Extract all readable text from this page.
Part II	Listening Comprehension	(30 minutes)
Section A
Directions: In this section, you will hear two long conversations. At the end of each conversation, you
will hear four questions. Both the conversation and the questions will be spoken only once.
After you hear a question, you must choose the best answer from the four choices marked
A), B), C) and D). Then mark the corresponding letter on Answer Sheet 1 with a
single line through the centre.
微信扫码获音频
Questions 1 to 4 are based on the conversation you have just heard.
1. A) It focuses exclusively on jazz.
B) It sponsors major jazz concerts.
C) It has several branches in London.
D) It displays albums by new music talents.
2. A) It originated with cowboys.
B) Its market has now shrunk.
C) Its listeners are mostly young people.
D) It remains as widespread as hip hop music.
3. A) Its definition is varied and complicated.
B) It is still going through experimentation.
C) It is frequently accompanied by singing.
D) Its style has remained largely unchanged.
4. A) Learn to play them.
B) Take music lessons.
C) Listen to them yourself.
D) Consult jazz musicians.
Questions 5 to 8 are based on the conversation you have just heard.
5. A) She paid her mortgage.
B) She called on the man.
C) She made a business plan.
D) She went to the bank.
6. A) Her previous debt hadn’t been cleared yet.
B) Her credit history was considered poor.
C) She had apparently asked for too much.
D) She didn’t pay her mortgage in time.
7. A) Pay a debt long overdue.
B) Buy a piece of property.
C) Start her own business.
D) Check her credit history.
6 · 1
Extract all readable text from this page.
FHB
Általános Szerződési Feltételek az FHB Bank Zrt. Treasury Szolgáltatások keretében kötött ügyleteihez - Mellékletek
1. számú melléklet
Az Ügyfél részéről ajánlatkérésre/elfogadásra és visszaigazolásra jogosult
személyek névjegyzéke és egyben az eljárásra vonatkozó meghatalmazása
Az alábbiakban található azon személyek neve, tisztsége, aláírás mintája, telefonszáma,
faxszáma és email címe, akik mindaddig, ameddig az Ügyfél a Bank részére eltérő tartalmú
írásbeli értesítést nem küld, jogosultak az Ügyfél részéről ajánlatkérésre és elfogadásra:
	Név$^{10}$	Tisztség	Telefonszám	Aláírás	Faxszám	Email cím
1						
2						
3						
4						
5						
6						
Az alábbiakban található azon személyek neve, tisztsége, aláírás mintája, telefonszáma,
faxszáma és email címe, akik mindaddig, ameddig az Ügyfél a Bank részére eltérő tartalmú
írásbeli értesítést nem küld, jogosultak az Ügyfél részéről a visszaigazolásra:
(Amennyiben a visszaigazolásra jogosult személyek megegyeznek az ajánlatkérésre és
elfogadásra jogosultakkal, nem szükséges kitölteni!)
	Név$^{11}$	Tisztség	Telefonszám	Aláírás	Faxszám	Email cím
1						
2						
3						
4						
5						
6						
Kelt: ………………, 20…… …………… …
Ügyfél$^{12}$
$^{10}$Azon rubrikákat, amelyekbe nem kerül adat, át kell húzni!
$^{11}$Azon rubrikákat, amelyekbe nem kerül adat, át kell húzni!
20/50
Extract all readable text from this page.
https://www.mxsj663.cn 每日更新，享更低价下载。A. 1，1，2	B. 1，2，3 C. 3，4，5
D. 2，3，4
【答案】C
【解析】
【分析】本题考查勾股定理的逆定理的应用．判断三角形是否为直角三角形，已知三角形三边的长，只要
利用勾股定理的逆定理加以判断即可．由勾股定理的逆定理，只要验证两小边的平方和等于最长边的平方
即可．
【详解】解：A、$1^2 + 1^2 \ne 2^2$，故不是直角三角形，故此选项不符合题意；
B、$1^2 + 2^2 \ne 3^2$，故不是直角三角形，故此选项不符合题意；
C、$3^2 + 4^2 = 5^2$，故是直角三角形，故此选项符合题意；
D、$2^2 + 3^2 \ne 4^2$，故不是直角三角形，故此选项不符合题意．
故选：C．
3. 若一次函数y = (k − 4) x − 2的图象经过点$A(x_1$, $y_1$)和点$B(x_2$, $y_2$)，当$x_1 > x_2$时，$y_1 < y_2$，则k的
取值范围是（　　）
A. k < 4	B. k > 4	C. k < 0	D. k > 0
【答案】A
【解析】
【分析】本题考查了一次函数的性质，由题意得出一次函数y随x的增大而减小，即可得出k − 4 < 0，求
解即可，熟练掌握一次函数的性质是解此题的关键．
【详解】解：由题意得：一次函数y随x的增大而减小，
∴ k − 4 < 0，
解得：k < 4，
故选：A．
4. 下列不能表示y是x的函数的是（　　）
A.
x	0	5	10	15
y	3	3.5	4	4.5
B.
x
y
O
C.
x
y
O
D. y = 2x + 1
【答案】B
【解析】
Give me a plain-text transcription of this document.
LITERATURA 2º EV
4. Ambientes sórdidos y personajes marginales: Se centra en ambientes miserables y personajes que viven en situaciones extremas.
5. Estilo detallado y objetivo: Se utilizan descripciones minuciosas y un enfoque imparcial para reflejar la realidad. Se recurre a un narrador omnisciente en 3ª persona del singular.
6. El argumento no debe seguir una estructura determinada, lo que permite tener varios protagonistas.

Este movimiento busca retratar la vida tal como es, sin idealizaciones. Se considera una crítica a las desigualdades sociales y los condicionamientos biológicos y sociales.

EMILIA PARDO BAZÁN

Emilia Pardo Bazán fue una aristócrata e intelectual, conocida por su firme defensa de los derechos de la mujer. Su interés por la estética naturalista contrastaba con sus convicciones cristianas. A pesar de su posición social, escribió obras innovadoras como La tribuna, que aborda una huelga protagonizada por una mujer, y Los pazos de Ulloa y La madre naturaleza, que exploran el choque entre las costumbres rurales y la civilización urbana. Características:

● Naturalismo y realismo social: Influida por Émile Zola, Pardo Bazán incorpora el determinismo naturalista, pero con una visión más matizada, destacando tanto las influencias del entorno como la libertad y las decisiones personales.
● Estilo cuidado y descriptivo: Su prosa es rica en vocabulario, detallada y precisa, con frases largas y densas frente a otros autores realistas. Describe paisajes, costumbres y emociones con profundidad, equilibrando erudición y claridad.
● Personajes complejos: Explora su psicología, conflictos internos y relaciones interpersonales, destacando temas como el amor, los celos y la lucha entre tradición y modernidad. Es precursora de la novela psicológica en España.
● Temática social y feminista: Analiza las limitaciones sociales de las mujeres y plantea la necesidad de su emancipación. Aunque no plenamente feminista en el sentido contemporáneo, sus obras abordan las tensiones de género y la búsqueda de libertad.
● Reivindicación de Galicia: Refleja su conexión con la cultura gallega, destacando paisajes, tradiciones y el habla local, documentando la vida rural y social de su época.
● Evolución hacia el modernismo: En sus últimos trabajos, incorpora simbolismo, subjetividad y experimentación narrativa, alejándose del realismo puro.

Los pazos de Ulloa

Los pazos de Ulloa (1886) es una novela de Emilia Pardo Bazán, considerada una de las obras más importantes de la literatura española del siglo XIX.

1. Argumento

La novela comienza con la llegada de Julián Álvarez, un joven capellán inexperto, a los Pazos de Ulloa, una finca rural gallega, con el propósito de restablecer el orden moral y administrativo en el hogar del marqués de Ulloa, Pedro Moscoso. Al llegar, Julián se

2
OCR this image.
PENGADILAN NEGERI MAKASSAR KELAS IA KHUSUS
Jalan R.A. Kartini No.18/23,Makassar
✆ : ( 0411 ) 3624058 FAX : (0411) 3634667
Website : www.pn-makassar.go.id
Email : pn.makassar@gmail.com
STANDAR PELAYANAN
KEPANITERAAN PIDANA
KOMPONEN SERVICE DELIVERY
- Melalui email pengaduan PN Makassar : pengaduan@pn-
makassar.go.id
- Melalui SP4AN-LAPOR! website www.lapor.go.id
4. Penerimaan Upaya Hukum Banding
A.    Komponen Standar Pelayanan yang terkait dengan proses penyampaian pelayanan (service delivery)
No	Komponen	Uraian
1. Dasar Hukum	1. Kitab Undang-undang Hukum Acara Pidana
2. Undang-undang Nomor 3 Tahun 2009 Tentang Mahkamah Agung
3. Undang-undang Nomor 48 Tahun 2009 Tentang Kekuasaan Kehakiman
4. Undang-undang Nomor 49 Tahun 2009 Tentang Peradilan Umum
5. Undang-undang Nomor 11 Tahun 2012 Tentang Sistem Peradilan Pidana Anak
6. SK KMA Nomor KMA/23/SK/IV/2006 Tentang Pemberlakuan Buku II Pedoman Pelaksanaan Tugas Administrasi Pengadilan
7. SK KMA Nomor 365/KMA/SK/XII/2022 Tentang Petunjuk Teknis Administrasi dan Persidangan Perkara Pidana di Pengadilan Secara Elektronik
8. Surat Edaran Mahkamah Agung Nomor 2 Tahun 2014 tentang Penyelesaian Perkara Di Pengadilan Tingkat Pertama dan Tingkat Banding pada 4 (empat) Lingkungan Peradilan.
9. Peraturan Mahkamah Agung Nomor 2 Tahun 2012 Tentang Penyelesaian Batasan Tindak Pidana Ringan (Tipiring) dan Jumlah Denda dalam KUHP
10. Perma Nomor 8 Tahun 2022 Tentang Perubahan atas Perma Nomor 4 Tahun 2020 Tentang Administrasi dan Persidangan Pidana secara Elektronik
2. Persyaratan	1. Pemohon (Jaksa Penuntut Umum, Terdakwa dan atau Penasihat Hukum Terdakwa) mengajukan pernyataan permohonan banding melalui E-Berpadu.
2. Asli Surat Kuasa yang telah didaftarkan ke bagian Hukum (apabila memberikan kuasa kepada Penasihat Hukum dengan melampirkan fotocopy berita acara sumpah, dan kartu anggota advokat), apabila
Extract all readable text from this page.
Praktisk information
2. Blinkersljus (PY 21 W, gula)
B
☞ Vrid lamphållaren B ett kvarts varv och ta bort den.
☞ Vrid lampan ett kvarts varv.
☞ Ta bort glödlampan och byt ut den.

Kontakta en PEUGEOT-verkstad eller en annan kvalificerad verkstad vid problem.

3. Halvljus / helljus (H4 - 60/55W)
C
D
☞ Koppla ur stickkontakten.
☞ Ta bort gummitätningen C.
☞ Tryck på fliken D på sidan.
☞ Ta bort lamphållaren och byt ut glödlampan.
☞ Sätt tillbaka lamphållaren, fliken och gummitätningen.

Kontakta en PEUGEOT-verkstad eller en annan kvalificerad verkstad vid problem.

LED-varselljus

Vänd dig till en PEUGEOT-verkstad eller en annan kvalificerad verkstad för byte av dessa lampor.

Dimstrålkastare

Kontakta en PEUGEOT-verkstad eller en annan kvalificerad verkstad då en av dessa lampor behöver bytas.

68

----------

_SHORT TASK_
Check the data for the word "kell" and pull out the lines that have it.

_RESULT FOR THIS TASK_
$^{10}$Azon rubrikákat, amelyekbe nem kerül adat, át kell húzni!
$^{11}$Azon rubrikákat, amelyekbe nem kerül adat, át kell húzni!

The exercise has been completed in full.